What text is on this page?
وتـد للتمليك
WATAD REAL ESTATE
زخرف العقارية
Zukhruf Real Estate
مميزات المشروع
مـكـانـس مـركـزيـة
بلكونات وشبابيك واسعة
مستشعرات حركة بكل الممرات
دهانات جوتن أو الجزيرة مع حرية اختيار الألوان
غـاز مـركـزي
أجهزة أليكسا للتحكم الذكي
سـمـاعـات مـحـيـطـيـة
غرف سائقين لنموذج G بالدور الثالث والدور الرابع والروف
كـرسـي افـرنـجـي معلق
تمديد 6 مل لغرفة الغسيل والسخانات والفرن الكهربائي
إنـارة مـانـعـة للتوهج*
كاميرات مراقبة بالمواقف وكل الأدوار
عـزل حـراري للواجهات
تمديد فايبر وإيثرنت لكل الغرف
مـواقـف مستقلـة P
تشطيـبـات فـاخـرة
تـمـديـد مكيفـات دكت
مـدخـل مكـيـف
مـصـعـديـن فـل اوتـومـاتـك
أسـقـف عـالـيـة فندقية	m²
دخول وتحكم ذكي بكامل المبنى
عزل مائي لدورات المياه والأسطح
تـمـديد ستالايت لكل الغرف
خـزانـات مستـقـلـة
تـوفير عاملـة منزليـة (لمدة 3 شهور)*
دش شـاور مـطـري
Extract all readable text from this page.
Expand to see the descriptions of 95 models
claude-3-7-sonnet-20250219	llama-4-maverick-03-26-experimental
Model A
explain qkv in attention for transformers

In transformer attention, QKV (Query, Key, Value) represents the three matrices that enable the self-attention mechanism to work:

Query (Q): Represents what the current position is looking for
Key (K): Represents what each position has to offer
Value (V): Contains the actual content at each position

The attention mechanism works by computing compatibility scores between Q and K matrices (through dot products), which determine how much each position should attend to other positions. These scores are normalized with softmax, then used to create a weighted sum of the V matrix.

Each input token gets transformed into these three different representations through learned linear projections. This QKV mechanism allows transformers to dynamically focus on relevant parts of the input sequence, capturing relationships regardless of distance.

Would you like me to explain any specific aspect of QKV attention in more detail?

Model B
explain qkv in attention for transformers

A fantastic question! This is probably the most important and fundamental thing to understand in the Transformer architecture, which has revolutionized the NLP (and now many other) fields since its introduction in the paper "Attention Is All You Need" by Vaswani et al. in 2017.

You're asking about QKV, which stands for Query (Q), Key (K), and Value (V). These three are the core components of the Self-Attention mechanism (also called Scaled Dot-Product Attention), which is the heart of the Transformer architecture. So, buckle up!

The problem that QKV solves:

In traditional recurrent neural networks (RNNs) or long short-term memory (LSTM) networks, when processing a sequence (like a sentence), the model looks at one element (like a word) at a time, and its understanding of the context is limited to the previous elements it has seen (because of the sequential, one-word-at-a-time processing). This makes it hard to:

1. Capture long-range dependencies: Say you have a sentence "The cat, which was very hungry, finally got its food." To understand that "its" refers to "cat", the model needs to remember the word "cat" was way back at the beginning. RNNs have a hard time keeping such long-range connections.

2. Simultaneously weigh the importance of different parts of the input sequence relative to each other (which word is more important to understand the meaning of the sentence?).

* [Description of the task]
Type the material above out again, exactly.

* [Task answer]
What text is on this page?
وتـد للتمليك
WATAD REAL ESTATE
زخرف العقارية
Zukhruf Real Estate
مميزات المشروع
مـكـانـس مـركـزيـة
بلكونات وشبابيك واسعة
مستشعرات حركة بكل الممرات
دهانات جوتن أو الجزيرة مع حرية اختيار الألوان
غـاز مـركـزي
أجهزة أليكسا للتحكم الذكي
سـمـاعـات مـحـيـطـيـة
غرف سائقين لنموذج G بالدور الثالث والدور الرابع والروف
كـرسـي افـرنـجـي معلق
تمديد 6 مل لغرفة الغسيل والسخانات والفرن الكهربائي
إنـارة مـانـعـة للتوهج*
كاميرات مراقبة بالمواقف وكل الأدوار
عـزل حـراري للواجهات
تمديد فايبر وإيثرنت لكل الغرف
مـواقـف مستقلـة P
تشطيـبـات فـاخـرة
تـمـديـد مكيفـات دكت
مـدخـل مكـيـف
مـصـعـديـن فـل اوتـومـاتـك
أسـقـف عـالـيـة فندقية	m²
دخول وتحكم ذكي بكامل المبنى
عزل مائي لدورات المياه والأسطح
تـمـديد ستالايت لكل الغرف
خـزانـات مستـقـلـة
تـوفير عاملـة منزليـة (لمدة 3 شهور)*
دش شـاور مـطـري
Extract all readable text from this page.
Expand to see the descriptions of 95 models
claude-3-7-sonnet-20250219	llama-4-maverick-03-26-experimental
Model A
explain qkv in attention for transformers

In transformer attention, QKV (Query, Key, Value) represents the three matrices that enable the self-attention mechanism to work:

Query (Q): Represents what the current position is looking for
Key (K): Represents what each position has to offer
Value (V): Contains the actual content at each position

The attention mechanism works by computing compatibility scores between Q and K matrices (through dot products), which determine how much each position should attend to other positions. These scores are normalized with softmax, then used to create a weighted sum of the V matrix.

Each input token gets transformed into these three different representations through learned linear projections. This QKV mechanism allows transformers to dynamically focus on relevant parts of the input sequence, capturing relationships regardless of distance.

Would you like me to explain any specific aspect of QKV attention in more detail?

Model B
explain qkv in attention for transformers

A fantastic question! This is probably the most important and fundamental thing to understand in the Transformer architecture, which has revolutionized the NLP (and now many other) fields since its introduction in the paper "Attention Is All You Need" by Vaswani et al. in 2017.

You're asking about QKV, which stands for Query (Q), Key (K), and Value (V). These three are the core components of the Self-Attention mechanism (also called Scaled Dot-Product Attention), which is the heart of the Transformer architecture. So, buckle up!

The problem that QKV solves:

In traditional recurrent neural networks (RNNs) or long short-term memory (LSTM) networks, when processing a sequence (like a sentence), the model looks at one element (like a word) at a time, and its understanding of the context is limited to the previous elements it has seen (because of the sequential, one-word-at-a-time processing). This makes it hard to:

1. Capture long-range dependencies: Say you have a sentence "The cat, which was very hungry, finally got its food." To understand that "its" refers to "cat", the model needs to remember the word "cat" was way back at the beginning. RNNs have a hard time keeping such long-range connections.

2. Simultaneously weigh the importance of different parts of the input sequence relative to each other (which word is more important to understand the meaning of the sentence?).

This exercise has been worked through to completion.